任务要求:
**1)** 请把 AOF 重写收尾讲解中的一段逐字照抄下来:从含有“在 checkChildrenDone 函数中,会调用”的地方开始,抄到“terminated its work.”为止。
**2)** 根据 AOF 重写收尾讲解,在 checkChildrenDone 函数中,当 server.child_type 为 CHILD_TYPE_AOF 时会调用哪个函数来做收尾工作?

所给文本:
---------------

在 checkChildrenDone 函数中,会调用 waitpid() 来收割子进程,如果 server.child_type 是 CHILD_TYPE_AOF,就会调用 backgroundRewriteDoneHandler 来进行收尾工作。
void checkChildrenDone(void) {
// ...
} else if (pid == server.child_pid) {
if (server.child_type == CHILD_TYPE_RDB) {
backgroundSaveDoneHandler(exitcode, bysignal);
} else if (server.child_type == CHILD_TYPE_AOF) {
backgroundRewriteDoneHandler(exitcode, bysignal);
// ...
}
/* A background append only file rewriting (BGREWRITEAOF) terminated its work.
* Handle this. */
void backgroundRewriteDoneHandler(int exitcode, int bysignal) {
// ...
/* Flush the differences accumulated by the parent to the
* rewritten AOF. */
latencyStartMonitor(latency);
snprintf(tmpfile,256,"temp-rewriteaof-bg-%d.aof",
(int)server.child_pid);
newfd = open(tmpfile,O_WRONLY|O_APPEND);
if (newfd == -1) {
serverLog(LL_WARNING,
"Unable to open the temporary AOF produced by the child: %s", strerror(errno));
goto cleanup;
}
if (aofRewriteBufferWrite(newfd) == -1) {
serverLog(LL_WARNING,
"Error trying to flush the parent diff to the rewritten AOF: %s", strerror(errno));
close(newfd);
goto cleanup;
}
latencyEndMonitor(latency);
latencyAddSampleIfNeeded("aof-rewrite-diff-write",latency);
// everysecond 策略,则启动后台线程进行每秒 fsync
if (server.aof_fsync == AOF_FSYNC_EVERYSEC) {
aof_background_fsync(newfd);
} else if (server.aof_fsync == AOF_FSYNC_ALWAYS) {
// always 策略,则主线程同步 fsync
latencyStartMonitor(latency);
if (redis_fsync(newfd) == -1) {
serverLog(LL_WARNING,
"Error trying to fsync the parent diff to the rewritten AOF: %s", strerror(errno));
close(newfd);
goto cleanup;
}
latencyEndMonitor(latency);
latencyAddSampleIfNeeded("aof-rewrite-done-fsync",latency);
}
// no 策略,不启动后台线程,主线程也不 fsync,交给 os 处理
// ...

---------------

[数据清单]
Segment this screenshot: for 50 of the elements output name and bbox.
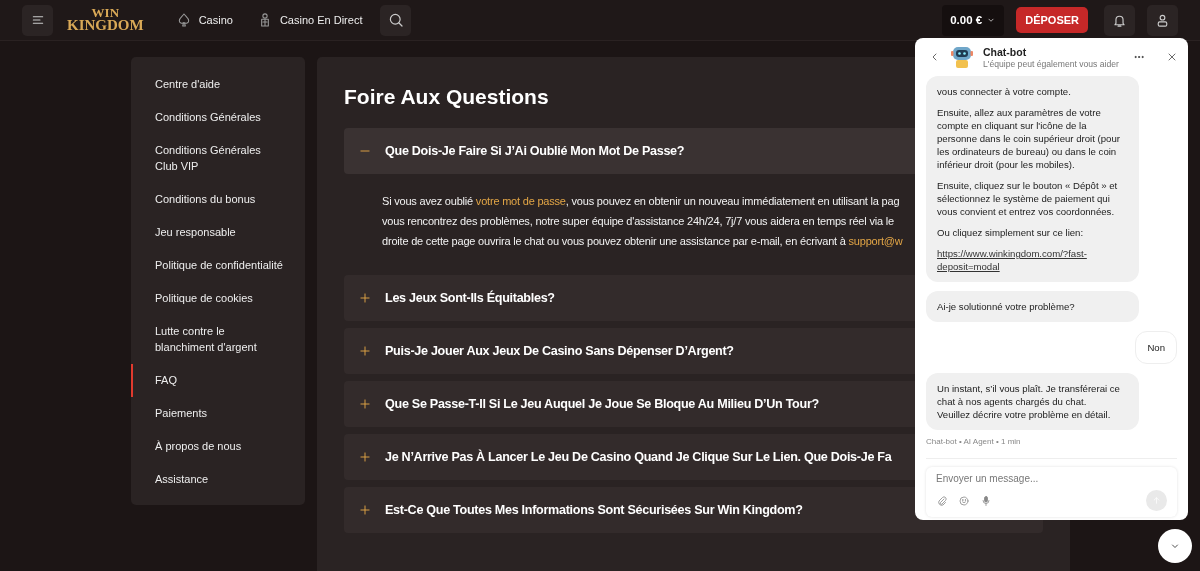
sidebar-item[interactable]: Jeu responsable [131, 216, 305, 249]
chat-subtitle: L'équipe peut également vous aider [983, 58, 1120, 69]
plus-icon [358, 397, 372, 411]
chat-title: Chat-bot [983, 45, 1028, 58]
answer-text: Si vous avez oublié votre mot de passe, vous pouvez en obtenir un nouveau immédiatement en utilisant la pag [382, 194, 900, 209]
sidebar-item[interactable]: Conditions Générales [131, 101, 305, 134]
message-text: Ou cliquez simplement sur ce lien: [937, 226, 1085, 239]
message-link[interactable]: https://www.winkingdom.com/?fast-deposit=modal [937, 247, 1128, 273]
notifications-button[interactable] [1104, 4, 1135, 36]
nav-link[interactable]: Casino En Direct [256, 12, 363, 28]
sidebar-item[interactable]: Centre d'aide [131, 68, 305, 101]
balance-dropdown[interactable]: 0.00 € [942, 4, 1005, 36]
paperclip-icon [936, 494, 948, 507]
attach-button[interactable] [936, 494, 948, 507]
sidebar-item[interactable]: FAQ [131, 364, 305, 397]
menu-button[interactable] [22, 4, 53, 36]
smiley-icon [958, 494, 970, 507]
answer-text: vous rencontrez des problèmes, notre super équipe d'assistance 24h/24, 7j/7 vous aidera en temps réel via le [382, 214, 894, 229]
plus-icon [358, 344, 372, 358]
robot-avatar-icon [949, 44, 975, 70]
message-text: vous connecter à votre compte. [937, 85, 1072, 98]
close-icon [1166, 51, 1178, 63]
page-title: Foire Aux Questions [344, 85, 549, 109]
message-text: Non [1147, 341, 1165, 354]
sidebar-item[interactable]: Paiements [131, 397, 305, 430]
sidebar-item[interactable]: Conditions du bonus [131, 183, 305, 216]
scroll-down-button[interactable] [1158, 529, 1192, 563]
nav-link[interactable]: Casino [175, 12, 233, 28]
message-meta: Chat-bot • AI Agent • 1 min [926, 437, 1022, 446]
plus-icon [358, 450, 372, 464]
microphone-button[interactable] [980, 494, 992, 507]
emoji-button[interactable] [958, 494, 970, 507]
logo[interactable]: WIN KINGDOM [67, 7, 144, 33]
sidebar-item[interactable]: À propos de nous [131, 430, 305, 463]
search-button[interactable] [380, 4, 412, 36]
close-button[interactable] [1166, 51, 1178, 63]
message-text: Ensuite, cliquez sur le bouton « Dépôt » et sélectionnez le système de paiement qui vous convient et entrez vos coordonnées. [937, 179, 1119, 218]
answer-text: droite de cette page ouvrira le chat ou vous pouvez obtenir une assistance par e-mail, en écrivant à support@w [382, 234, 903, 249]
plus-icon [358, 291, 372, 305]
microphone-icon [980, 494, 992, 507]
deposit-button[interactable]: DÉPOSER [1016, 7, 1088, 33]
sidebar-item[interactable]: Assistance [131, 463, 305, 496]
answer-link[interactable]: support@w [848, 235, 903, 247]
account-button[interactable] [1147, 4, 1178, 36]
sidebar-item[interactable]: Conditions Générales Club VIP [131, 134, 305, 183]
sidebar-item[interactable]: Politique de cookies [131, 282, 305, 315]
answer-link[interactable]: votre mot de passe [475, 195, 566, 207]
sidebar-item[interactable]: Lutte contre le blanchiment d'argent [131, 315, 305, 364]
plus-icon [358, 503, 372, 517]
sidebar-item[interactable]: Politique de confidentialité [131, 249, 305, 282]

---------------

练习答案:
**1)**
在 checkChildrenDone 函数中,会调用 waitpid() 来收割子进程,如果 server.child_type 是 CHILD_TYPE_AOF,就会调用 backgroundRewriteDoneHandler 来进行收尾工作。
void checkChildrenDone(void) {
// ...
} else if (pid == server.child_pid) {
if (server.child_type == CHILD_TYPE_RDB) {
backgroundSaveDoneHandler(exitcode, bysignal);
} else if (server.child_type == CHILD_TYPE_AOF) {
backgroundRewriteDoneHandler(exitcode, bysignal);
// ...
}
/* A background append only file rewriting (BGREWRITEAOF) terminated its work.

**2)** 会调用 backgroundRewriteDoneHandler。